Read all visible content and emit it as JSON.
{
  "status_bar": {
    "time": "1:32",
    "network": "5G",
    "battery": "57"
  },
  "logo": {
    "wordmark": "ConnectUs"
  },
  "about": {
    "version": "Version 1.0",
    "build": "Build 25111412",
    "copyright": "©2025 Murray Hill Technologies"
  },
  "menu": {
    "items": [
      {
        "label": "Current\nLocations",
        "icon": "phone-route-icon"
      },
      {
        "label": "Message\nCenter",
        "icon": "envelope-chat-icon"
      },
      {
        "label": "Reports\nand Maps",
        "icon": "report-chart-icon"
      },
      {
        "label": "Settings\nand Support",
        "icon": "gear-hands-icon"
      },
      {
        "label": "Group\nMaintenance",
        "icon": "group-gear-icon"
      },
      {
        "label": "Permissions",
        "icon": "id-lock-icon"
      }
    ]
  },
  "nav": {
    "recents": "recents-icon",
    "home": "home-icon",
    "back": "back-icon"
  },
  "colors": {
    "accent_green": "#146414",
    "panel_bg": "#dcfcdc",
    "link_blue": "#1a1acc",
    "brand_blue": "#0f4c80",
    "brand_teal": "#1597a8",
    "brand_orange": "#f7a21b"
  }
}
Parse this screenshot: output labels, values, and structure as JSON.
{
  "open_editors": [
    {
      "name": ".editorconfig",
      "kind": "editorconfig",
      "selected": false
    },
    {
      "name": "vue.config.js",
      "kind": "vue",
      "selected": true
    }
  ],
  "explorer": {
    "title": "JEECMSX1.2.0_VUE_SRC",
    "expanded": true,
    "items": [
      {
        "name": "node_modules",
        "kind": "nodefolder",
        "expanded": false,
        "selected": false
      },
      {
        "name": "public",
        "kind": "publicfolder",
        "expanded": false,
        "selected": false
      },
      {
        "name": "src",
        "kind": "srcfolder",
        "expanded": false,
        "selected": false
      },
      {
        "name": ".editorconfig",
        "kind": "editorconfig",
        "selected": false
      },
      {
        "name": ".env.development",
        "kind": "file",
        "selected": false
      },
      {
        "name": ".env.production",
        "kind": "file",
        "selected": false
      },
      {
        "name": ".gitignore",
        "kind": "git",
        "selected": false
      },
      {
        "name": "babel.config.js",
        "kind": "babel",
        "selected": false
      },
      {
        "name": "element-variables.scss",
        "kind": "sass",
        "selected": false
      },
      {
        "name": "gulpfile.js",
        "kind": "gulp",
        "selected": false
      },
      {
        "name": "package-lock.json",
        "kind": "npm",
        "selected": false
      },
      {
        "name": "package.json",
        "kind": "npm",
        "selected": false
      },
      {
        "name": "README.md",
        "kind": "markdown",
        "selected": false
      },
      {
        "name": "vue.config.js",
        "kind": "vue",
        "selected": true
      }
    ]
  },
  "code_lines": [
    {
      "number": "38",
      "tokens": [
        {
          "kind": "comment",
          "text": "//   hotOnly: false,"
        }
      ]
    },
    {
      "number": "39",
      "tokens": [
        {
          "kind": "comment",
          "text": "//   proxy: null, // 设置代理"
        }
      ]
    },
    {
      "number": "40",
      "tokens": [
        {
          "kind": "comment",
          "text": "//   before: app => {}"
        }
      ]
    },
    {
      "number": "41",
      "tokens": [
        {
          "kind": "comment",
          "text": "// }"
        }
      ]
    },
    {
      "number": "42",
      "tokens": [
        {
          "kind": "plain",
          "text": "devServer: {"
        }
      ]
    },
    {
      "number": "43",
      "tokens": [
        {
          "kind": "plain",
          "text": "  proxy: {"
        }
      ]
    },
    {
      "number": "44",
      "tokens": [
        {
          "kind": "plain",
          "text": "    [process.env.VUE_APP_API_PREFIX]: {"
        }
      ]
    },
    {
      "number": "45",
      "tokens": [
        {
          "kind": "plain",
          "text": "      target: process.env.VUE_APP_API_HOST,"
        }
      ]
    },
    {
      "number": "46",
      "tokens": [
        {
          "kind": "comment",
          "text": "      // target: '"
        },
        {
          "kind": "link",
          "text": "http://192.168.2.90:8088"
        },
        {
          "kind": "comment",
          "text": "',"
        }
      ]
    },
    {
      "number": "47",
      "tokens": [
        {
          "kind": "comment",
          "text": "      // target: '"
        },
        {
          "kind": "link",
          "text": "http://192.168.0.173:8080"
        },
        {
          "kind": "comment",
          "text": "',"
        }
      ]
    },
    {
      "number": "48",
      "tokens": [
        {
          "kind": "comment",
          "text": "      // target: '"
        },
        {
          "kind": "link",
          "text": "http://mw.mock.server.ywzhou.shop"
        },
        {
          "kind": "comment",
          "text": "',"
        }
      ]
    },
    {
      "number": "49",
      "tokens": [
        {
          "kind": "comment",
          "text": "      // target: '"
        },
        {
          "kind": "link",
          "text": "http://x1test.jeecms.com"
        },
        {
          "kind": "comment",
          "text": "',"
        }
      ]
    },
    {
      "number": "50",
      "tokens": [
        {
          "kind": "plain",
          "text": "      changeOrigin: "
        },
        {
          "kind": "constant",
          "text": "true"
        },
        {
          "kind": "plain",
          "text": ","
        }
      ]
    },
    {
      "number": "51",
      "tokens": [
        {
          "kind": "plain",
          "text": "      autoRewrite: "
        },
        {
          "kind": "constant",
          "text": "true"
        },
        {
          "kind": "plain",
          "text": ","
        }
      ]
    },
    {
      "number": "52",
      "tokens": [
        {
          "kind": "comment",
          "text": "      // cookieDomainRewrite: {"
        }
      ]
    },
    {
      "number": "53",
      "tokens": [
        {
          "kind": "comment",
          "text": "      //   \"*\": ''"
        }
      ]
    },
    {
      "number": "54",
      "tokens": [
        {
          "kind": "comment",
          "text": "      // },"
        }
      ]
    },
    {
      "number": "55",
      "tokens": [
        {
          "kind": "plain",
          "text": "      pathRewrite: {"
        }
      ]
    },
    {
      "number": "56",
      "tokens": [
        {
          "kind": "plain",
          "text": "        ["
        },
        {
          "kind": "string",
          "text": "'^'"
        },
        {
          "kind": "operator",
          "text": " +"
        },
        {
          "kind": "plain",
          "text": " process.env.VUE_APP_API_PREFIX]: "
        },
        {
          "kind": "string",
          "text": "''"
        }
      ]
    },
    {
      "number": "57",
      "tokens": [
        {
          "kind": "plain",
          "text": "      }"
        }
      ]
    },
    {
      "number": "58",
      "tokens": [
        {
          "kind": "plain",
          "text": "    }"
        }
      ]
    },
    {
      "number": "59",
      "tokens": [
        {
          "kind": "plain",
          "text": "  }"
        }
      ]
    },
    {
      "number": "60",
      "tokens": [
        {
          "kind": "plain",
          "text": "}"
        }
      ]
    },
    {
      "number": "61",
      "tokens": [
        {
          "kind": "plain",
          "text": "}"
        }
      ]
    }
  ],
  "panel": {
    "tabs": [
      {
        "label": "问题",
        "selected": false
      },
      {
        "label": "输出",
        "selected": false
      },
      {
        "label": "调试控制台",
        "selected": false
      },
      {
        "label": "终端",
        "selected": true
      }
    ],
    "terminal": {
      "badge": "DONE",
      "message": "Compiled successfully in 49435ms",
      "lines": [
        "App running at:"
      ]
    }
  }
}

■ EXERCISE DETAILS: Go through the data above and find the lines with the word "gear". Copy each of those lines.

■ EXERCISE OUTPUT:
        "icon": "gear-hands-icon"
        "icon": "group-gear-icon"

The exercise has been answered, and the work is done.